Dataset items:
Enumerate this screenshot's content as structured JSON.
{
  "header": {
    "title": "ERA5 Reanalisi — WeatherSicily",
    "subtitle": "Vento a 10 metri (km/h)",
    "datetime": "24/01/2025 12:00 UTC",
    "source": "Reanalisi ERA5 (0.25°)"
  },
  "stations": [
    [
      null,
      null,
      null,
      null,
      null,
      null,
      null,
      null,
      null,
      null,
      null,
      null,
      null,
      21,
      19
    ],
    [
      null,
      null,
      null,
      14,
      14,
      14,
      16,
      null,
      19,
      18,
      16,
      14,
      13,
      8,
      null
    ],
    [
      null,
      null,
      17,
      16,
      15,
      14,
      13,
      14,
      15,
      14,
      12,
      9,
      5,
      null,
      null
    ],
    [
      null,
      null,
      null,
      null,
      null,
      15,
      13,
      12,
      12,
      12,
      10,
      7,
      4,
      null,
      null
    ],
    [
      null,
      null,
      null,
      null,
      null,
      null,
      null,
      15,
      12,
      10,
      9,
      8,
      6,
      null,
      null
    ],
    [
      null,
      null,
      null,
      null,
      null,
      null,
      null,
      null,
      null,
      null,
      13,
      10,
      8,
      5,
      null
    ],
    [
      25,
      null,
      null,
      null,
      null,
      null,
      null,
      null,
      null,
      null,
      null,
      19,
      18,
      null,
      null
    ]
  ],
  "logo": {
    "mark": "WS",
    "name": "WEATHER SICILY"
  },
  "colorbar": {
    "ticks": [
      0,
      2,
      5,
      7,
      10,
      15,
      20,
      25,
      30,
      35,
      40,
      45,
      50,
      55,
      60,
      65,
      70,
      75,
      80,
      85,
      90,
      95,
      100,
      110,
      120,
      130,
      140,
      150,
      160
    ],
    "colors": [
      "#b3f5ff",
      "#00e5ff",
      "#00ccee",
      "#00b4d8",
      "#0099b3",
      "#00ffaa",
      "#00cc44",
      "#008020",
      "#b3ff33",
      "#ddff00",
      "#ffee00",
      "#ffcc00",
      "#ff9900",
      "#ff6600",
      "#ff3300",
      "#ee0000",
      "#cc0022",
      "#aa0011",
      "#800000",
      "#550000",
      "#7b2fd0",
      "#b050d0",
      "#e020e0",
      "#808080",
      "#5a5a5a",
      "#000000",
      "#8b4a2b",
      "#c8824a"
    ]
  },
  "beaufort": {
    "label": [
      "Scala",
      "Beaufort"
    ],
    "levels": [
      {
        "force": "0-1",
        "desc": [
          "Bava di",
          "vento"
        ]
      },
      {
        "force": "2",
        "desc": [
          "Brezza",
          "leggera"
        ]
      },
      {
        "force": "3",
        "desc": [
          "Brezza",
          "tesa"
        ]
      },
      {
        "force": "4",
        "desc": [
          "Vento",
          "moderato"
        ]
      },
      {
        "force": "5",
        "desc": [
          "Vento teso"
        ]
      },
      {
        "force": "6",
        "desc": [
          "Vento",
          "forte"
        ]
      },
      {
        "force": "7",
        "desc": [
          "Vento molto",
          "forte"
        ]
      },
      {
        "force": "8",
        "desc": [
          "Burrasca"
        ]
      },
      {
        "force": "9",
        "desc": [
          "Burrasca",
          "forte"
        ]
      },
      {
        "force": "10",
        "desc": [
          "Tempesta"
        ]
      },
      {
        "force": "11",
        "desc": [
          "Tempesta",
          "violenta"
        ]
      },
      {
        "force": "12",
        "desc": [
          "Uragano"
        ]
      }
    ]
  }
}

▶ INSTRUCTION: Write out every line exactly as it stands.

▶ WRITTEN ANSWER:
Enumerate this screenshot's content as structured JSON.
{
  "header": {
    "title": "ERA5 Reanalisi — WeatherSicily",
    "subtitle": "Vento a 10 metri (km/h)",
    "datetime": "24/01/2025 12:00 UTC",
    "source": "Reanalisi ERA5 (0.25°)"
  },
  "stations": [
    [
      null,
      null,
      null,
      null,
      null,
      null,
      null,
      null,
      null,
      null,
      null,
      null,
      null,
      21,
      19
    ],
    [
      null,
      null,
      null,
      14,
      14,
      14,
      16,
      null,
      19,
      18,
      16,
      14,
      13,
      8,
      null
    ],
    [
      null,
      null,
      17,
      16,
      15,
      14,
      13,
      14,
      15,
      14,
      12,
      9,
      5,
      null,
      null
    ],
    [
      null,
      null,
      null,
      null,
      null,
      15,
      13,
      12,
      12,
      12,
      10,
      7,
      4,
      null,
      null
    ],
    [
      null,
      null,
      null,
      null,
      null,
      null,
      null,
      15,
      12,
      10,
      9,
      8,
      6,
      null,
      null
    ],
    [
      null,
      null,
      null,
      null,
      null,
      null,
      null,
      null,
      null,
      null,
      13,
      10,
      8,
      5,
      null
    ],
    [
      25,
      null,
      null,
      null,
      null,
      null,
      null,
      null,
      null,
      null,
      null,
      19,
      18,
      null,
      null
    ]
  ],
  "logo": {
    "mark": "WS",
    "name": "WEATHER SICILY"
  },
  "colorbar": {
    "ticks": [
      0,
      2,
      5,
      7,
      10,
      15,
      20,
      25,
      30,
      35,
      40,
      45,
      50,
      55,
      60,
      65,
      70,
      75,
      80,
      85,
      90,
      95,
      100,
      110,
      120,
      130,
      140,
      150,
      160
    ],
    "colors": [
      "#b3f5ff",
      "#00e5ff",
      "#00ccee",
      "#00b4d8",
      "#0099b3",
      "#00ffaa",
      "#00cc44",
      "#008020",
      "#b3ff33",
      "#ddff00",
      "#ffee00",
      "#ffcc00",
      "#ff9900",
      "#ff6600",
      "#ff3300",
      "#ee0000",
      "#cc0022",
      "#aa0011",
      "#800000",
      "#550000",
      "#7b2fd0",
      "#b050d0",
      "#e020e0",
      "#808080",
      "#5a5a5a",
      "#000000",
      "#8b4a2b",
      "#c8824a"
    ]
  },
  "beaufort": {
    "label": [
      "Scala",
      "Beaufort"
    ],
    "levels": [
      {
        "force": "0-1",
        "desc": [
          "Bava di",
          "vento"
        ]
      },
      {
        "force": "2",
        "desc": [
          "Brezza",
          "leggera"
        ]
      },
      {
        "force": "3",
        "desc": [
          "Brezza",
          "tesa"
        ]
      },
      {
        "force": "4",
        "desc": [
          "Vento",
          "moderato"
        ]
      },
      {
        "force": "5",
        "desc": [
          "Vento teso"
        ]
      },
      {
        "force": "6",
        "desc": [
          "Vento",
          "forte"
        ]
      },
      {
        "force": "7",
        "desc": [
          "Vento molto",
          "forte"
        ]
      },
      {
        "force": "8",
        "desc": [
          "Burrasca"
        ]
      },
      {
        "force": "9",
        "desc": [
          "Burrasca",
          "forte"
        ]
      },
      {
        "force": "10",
        "desc": [
          "Tempesta"
        ]
      },
      {
        "force": "11",
        "desc": [
          "Tempesta",
          "violenta"
        ]
      },
      {
        "force": "12",
        "desc": [
          "Uragano"
        ]
      }
    ]
  }
}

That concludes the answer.